[Excerpts from a figure dataset]
┌──

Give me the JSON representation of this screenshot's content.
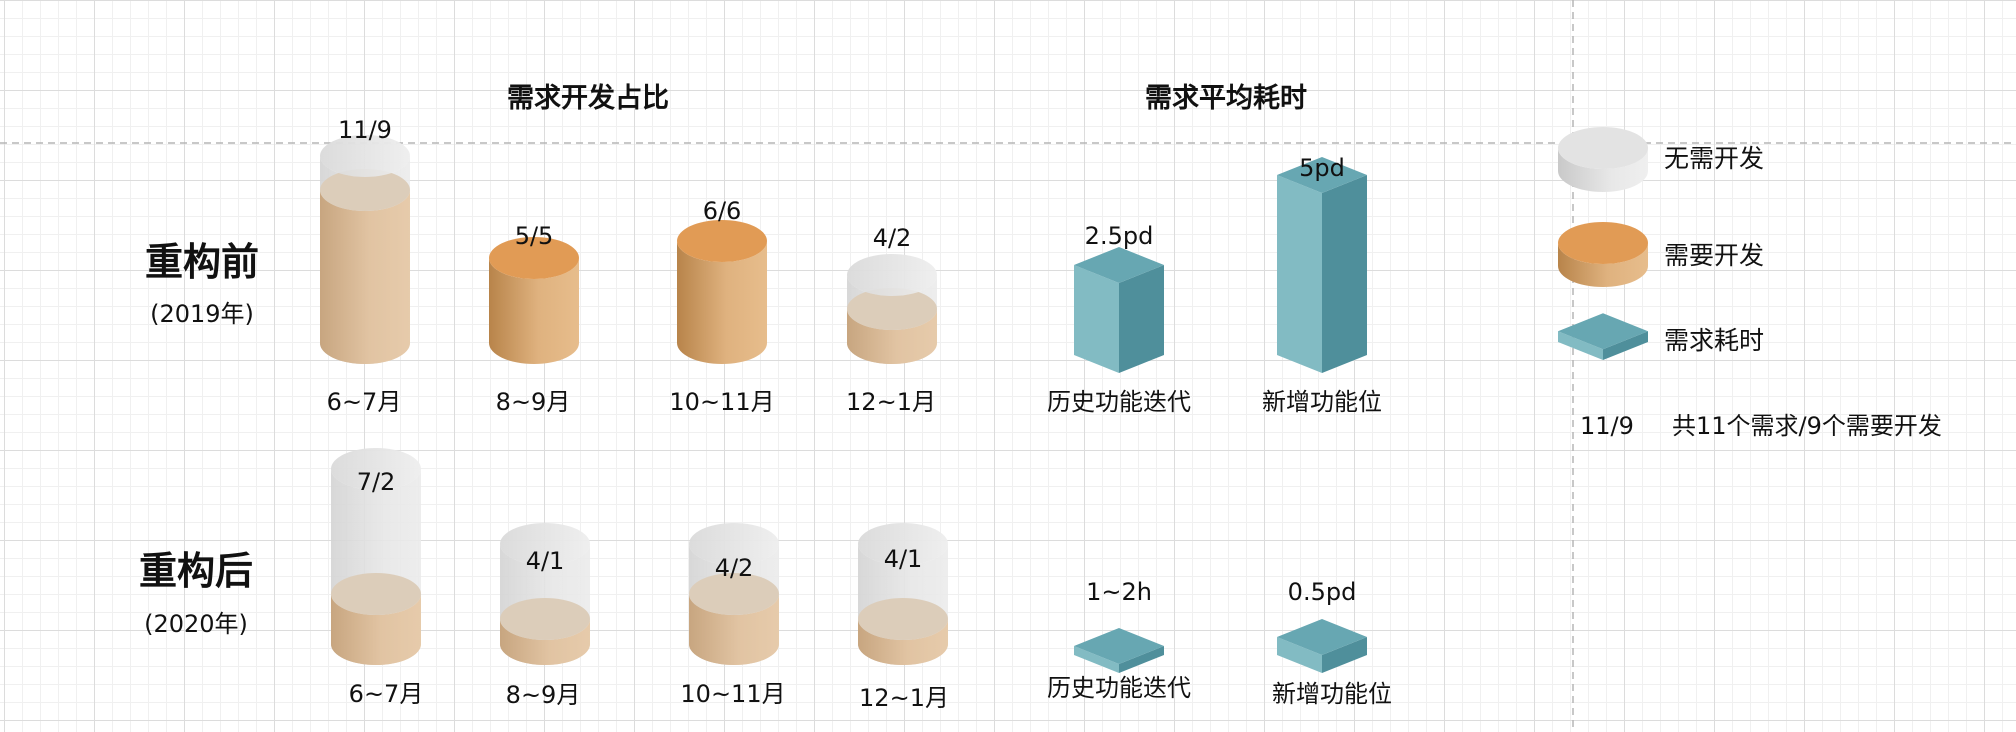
{
  "titles": {
    "ratio": "需求开发占比",
    "time": "需求平均耗时"
  },
  "rows": [
    {
      "label": "重构前",
      "year": "(2019年)"
    },
    {
      "label": "重构后",
      "year": "(2020年)"
    }
  ],
  "legend": {
    "no_dev": "无需开发",
    "need_dev": "需要开发",
    "time": "需求耗时",
    "example_value": "11/9",
    "example_text": "共11个需求/9个需要开发"
  },
  "colors": {
    "gray": "#e2e2e2",
    "orange": "#e19b55",
    "teal": "#67a7b2"
  },
  "chart_data": [
    {
      "type": "bar",
      "title": "需求开发占比",
      "categories": [
        "6~7月",
        "8~9月",
        "10~11月",
        "12~1月"
      ],
      "series": [
        {
          "name": "重构前 总需求",
          "values": [
            11,
            5,
            6,
            4
          ]
        },
        {
          "name": "重构前 需要开发",
          "values": [
            9,
            5,
            6,
            2
          ]
        },
        {
          "name": "重构后 总需求",
          "values": [
            7,
            4,
            4,
            4
          ]
        },
        {
          "name": "重构后 需要开发",
          "values": [
            2,
            1,
            2,
            1
          ]
        }
      ],
      "labels_before": [
        "11/9",
        "5/5",
        "6/6",
        "4/2"
      ],
      "labels_after": [
        "7/2",
        "4/1",
        "4/2",
        "4/1"
      ]
    },
    {
      "type": "bar",
      "title": "需求平均耗时",
      "categories": [
        "历史功能迭代",
        "新增功能位"
      ],
      "series": [
        {
          "name": "重构前",
          "values": [
            2.5,
            5
          ],
          "unit": "pd"
        },
        {
          "name": "重构后",
          "values": [
            0.25,
            0.5
          ],
          "unit": "pd"
        }
      ],
      "labels_before": [
        "2.5pd",
        "5pd"
      ],
      "labels_after": [
        "1~2h",
        "0.5pd"
      ]
    }
  ]
}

└──

__Your objective__: Write out all the entries word for word, but skip any images.

__Output of the exercise__:
Give me the JSON representation of this screenshot's content.
{
  "titles": {
    "ratio": "需求开发占比",
    "time": "需求平均耗时"
  },
  "rows": [
    {
      "label": "重构前",
      "year": "(2019年)"
    },
    {
      "label": "重构后",
      "year": "(2020年)"
    }
  ],
  "legend": {
    "no_dev": "无需开发",
    "need_dev": "需要开发",
    "time": "需求耗时",
    "example_value": "11/9",
    "example_text": "共11个需求/9个需要开发"
  },
  "colors": {
    "gray": "#e2e2e2",
    "orange": "#e19b55",
    "teal": "#67a7b2"
  },
  "chart_data": [
    {
      "type": "bar",
      "title": "需求开发占比",
      "categories": [
        "6~7月",
        "8~9月",
        "10~11月",
        "12~1月"
      ],
      "series": [
        {
          "name": "重构前 总需求",
          "values": [
            11,
            5,
            6,
            4
          ]
        },
        {
          "name": "重构前 需要开发",
          "values": [
            9,
            5,
            6,
            2
          ]
        },
        {
          "name": "重构后 总需求",
          "values": [
            7,
            4,
            4,
            4
          ]
        },
        {
          "name": "重构后 需要开发",
          "values": [
            2,
            1,
            2,
            1
          ]
        }
      ],
      "labels_before": [
        "11/9",
        "5/5",
        "6/6",
        "4/2"
      ],
      "labels_after": [
        "7/2",
        "4/1",
        "4/2",
        "4/1"
      ]
    },
    {
      "type": "bar",
      "title": "需求平均耗时",
      "categories": [
        "历史功能迭代",
        "新增功能位"
      ],
      "series": [
        {
          "name": "重构前",
          "values": [
            2.5,
            5
          ],
          "unit": "pd"
        },
        {
          "name": "重构后",
          "values": [
            0.25,
            0.5
          ],
          "unit": "pd"
        }
      ],
      "labels_before": [
        "2.5pd",
        "5pd"
      ],
      "labels_after": [
        "1~2h",
        "0.5pd"
      ]
    }
  ]
}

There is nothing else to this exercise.